-- Begin Records supplied --

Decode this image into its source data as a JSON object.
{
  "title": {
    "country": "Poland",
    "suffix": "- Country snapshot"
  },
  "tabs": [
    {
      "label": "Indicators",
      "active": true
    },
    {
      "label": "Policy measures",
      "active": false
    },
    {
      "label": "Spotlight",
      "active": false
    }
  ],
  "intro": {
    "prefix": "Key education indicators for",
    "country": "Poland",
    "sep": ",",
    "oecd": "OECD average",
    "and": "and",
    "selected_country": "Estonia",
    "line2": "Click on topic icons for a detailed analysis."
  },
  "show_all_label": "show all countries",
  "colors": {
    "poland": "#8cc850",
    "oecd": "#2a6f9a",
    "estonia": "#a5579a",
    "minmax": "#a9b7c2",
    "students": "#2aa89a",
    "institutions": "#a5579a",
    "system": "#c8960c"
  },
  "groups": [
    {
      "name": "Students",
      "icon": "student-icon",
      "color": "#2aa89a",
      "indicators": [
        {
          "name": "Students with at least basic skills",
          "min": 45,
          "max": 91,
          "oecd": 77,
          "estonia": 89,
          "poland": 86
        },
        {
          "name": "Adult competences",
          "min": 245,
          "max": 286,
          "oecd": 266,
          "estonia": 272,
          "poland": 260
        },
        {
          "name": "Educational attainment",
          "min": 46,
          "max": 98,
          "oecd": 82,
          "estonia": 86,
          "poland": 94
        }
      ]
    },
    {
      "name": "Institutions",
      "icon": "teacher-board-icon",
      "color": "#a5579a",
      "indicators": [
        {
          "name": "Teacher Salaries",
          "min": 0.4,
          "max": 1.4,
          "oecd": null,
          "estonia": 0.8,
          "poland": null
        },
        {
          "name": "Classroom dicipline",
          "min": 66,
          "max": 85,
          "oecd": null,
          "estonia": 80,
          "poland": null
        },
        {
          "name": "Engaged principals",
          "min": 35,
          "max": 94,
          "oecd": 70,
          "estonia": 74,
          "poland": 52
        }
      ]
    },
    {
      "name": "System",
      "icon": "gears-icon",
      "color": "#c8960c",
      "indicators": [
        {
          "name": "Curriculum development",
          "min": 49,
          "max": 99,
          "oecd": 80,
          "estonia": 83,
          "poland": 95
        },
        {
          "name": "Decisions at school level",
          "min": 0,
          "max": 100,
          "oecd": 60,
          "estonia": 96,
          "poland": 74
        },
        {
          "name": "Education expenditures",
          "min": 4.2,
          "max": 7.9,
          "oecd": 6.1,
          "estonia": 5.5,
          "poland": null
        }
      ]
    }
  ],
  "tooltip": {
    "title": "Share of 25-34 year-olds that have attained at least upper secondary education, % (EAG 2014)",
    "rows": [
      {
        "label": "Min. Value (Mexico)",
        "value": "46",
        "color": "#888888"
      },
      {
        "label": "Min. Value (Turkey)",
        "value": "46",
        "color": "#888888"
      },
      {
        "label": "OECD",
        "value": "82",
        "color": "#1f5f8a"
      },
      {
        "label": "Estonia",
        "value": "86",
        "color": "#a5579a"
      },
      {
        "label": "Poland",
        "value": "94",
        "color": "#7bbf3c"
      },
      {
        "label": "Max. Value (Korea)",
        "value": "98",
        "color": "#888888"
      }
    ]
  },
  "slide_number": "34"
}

-- End Records supplied --

* **Job**: Report the number of lines that contain "title", with no other words.

* **Result of the exercise**: 2